Stored data:
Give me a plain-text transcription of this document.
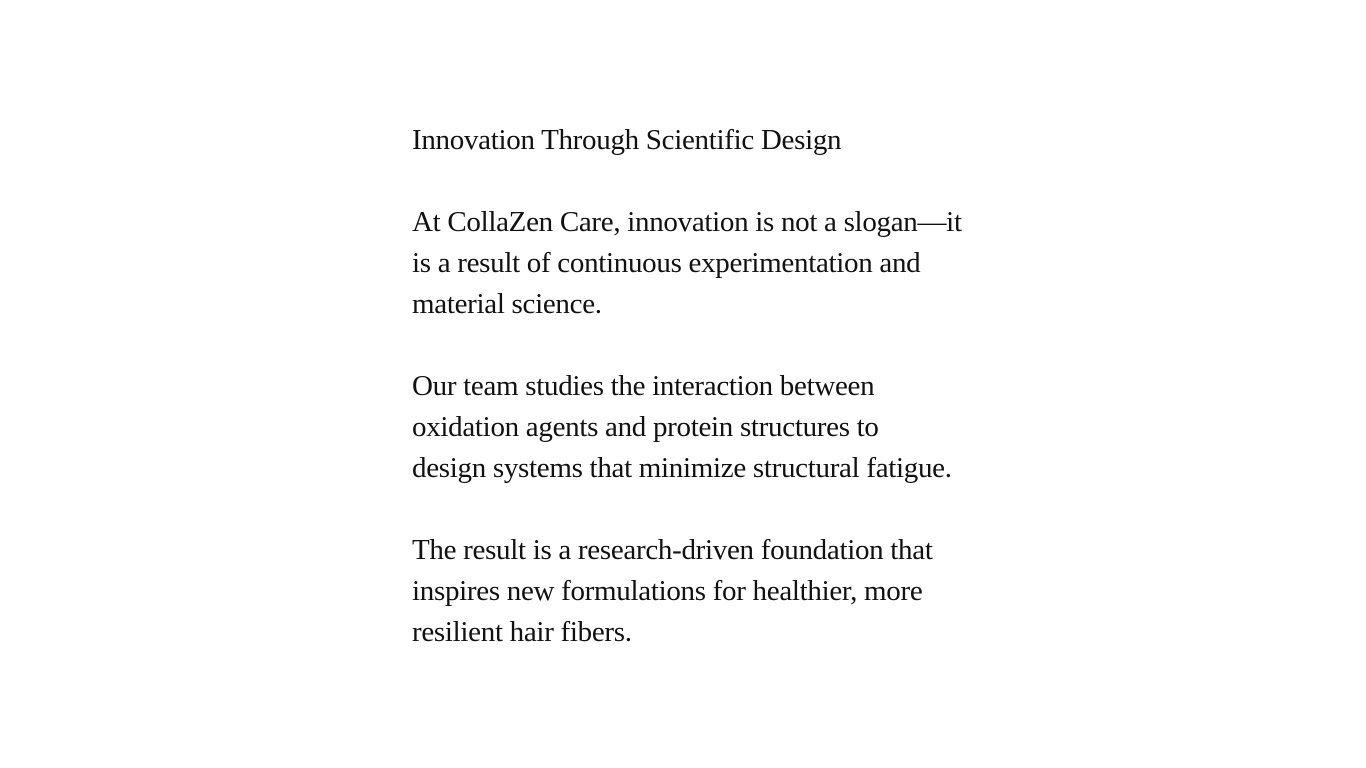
Innovation Through Scientific Design

At CollaZen Care, innovation is not a slogan—it
is a result of continuous experimentation and
material science.

Our team studies the interaction between
oxidation agents and protein structures to
design systems that minimize structural fatigue.

The result is a research-driven foundation that
inspires new formulations for healthier, more
resilient hair fibers.
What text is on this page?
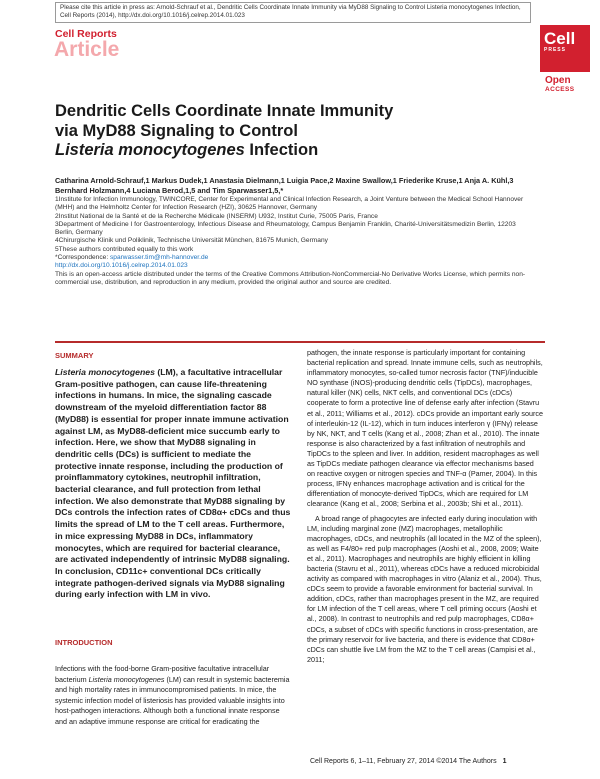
Please cite this article in press as: Arnold-Schrauf et al., Dendritic Cells Coordinate Innate Immunity via MyD88 Signaling to Control Listeria monocytogenes Infection, Cell Reports (2014), http://dx.doi.org/10.1016/j.celrep.2014.01.023
Cell Reports
Article	Cell
PRESS
Open
ACCESS
Dendritic Cells Coordinate Innate Immunity
via MyD88 Signaling to Control
Listeria monocytogenes Infection
Catharina Arnold-Schrauf,1 Markus Dudek,1 Anastasia Dielmann,1 Luigia Pace,2 Maxine Swallow,1 Friederike Kruse,1 Anja A. Kühl,3 Bernhard Holzmann,4 Luciana Berod,1,5 and Tim Sparwasser1,5,*
1Institute for Infection Immunology, TWINCORE, Center for Experimental and Clinical Infection Research, a Joint Venture between the Medical School Hannover (MHH) and the Helmholtz Center for Infection Research (HZI), 30625 Hannover, Germany
2Institut National de la Santé et de la Recherche Médicale (INSERM) U932, Institut Curie, 75005 Paris, France
3Department of Medicine I for Gastroenterology, Infectious Disease and Rheumatology, Campus Benjamin Franklin, Charité-Universitätsmedizin Berlin, 12203 Berlin, Germany
4Chirurgische Klinik und Poliklinik, Technische Universität München, 81675 Munich, Germany
5These authors contributed equally to this work
*Correspondence: sparwasser.tim@mh-hannover.de
http://dx.doi.org/10.1016/j.celrep.2014.01.023
This is an open-access article distributed under the terms of the Creative Commons Attribution-NonCommercial-No Derivative Works License, which permits non-commercial use, distribution, and reproduction in any medium, provided the original author and source are credited.
SUMMARY
Listeria monocytogenes (LM), a facultative intracellular Gram-positive pathogen, can cause life-threatening infections in humans. In mice, the signaling cascade downstream of the myeloid differentiation factor 88 (MyD88) is essential for proper innate immune activation against LM, as MyD88-deficient mice succumb early to infection. Here, we show that MyD88 signaling in dendritic cells (DCs) is sufficient to mediate the protective innate response, including the production of proinflammatory cytokines, neutrophil infiltration, bacterial clearance, and full protection from lethal infection. We also demonstrate that MyD88 signaling by DCs controls the infection rates of CD8α+ cDCs and thus limits the spread of LM to the T cell areas. Furthermore, in mice expressing MyD88 in DCs, inflammatory monocytes, which are required for bacterial clearance, are activated independently of intrinsic MyD88 signaling. In conclusion, CD11c+ conventional DCs critically integrate pathogen-derived signals via MyD88 signaling during early infection with LM in vivo.
INTRODUCTION
Infections with the food-borne Gram-positive facultative intracellular bacterium Listeria monocytogenes (LM) can result in systemic bacteremia and high mortality rates in immunocompromised patients. In mice, the systemic infection model of listeriosis has provided valuable insights into host-pathogen interactions. Although both a functional innate response and an adaptive immune response are critical for eradicating the

pathogen, the innate response is particularly important for containing bacterial replication and spread. Innate immune cells, such as neutrophils, inflammatory monocytes, so-called tumor necrosis factor (TNF)/inducible NO synthase (iNOS)-producing dendritic cells (TipDCs), macrophages, natural killer (NK) cells, NKT cells, and conventional DCs (cDCs) cooperate to form a protective line of defense early after infection (Stavru et al., 2011; Williams et al., 2012). cDCs provide an important early source of interleukin-12 (IL-12), which in turn induces interferon γ (IFNγ) release by NK, NKT, and T cells (Kang et al., 2008; Zhan et al., 2010). The innate response is also characterized by a fast infiltration of neutrophils and TipDCs to the spleen and liver. In addition, resident macrophages as well as TipDCs mediate pathogen clearance via effector mechanisms based on reactive oxygen or nitrogen species and TNF-α (Pamer, 2004). In this process, IFNγ enhances macrophage activation and is critical for the differentiation of monocyte-derived TipDCs, which are required for LM clearance (Kang et al., 2008; Serbina et al., 2003b; Shi et al., 2011).

A broad range of phagocytes are infected early during inoculation with LM, including marginal zone (MZ) macrophages, metallophilic macrophages, cDCs, and neutrophils (all located in the MZ of the spleen), as well as F4/80+ red pulp macrophages (Aoshi et al., 2008, 2009; Waite et al., 2011). Macrophages and neutrophils are highly efficient in killing bacteria (Stavru et al., 2011), whereas cDCs have a reduced microbicidal activity as compared with macrophages in vitro (Alaniz et al., 2004). Thus, cDCs seem to provide a favorable environment for bacterial survival. In addition, cDCs, rather than macrophages present in the MZ, are required for LM infection of the T cell areas, where T cell priming occurs (Aoshi et al., 2008). In contrast to neutrophils and red pulp macrophages, CD8α+ cDCs, a subset of cDCs with specific functions in cross-presentation, are the primary reservoir for live bacteria, and there is evidence that CD8α+ cDCs can shuttle live LM from the MZ to the T cell areas (Campisi et al., 2011;

Cell Reports 6, 1–11, February 27, 2014 ©2014 The Authors 1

Task requirements:
Report back each line in the material above that contains the string "provided".

Solution for this problem:
This is an open-access article distributed under the terms of the Creative Commons Attribution-NonCommercial-No Derivative Works License, which permits non-commercial use, distribution, and reproduction in any medium, provided the original author and source are credited.
Infections with the food-borne Gram-positive facultative intracellular bacterium Listeria monocytogenes (LM) can result in systemic bacteremia and high mortality rates in immunocompromised patients. In mice, the systemic infection model of listeriosis has provided valuable insights into host-pathogen interactions. Although both a functional innate response and an adaptive immune response are critical for eradicating the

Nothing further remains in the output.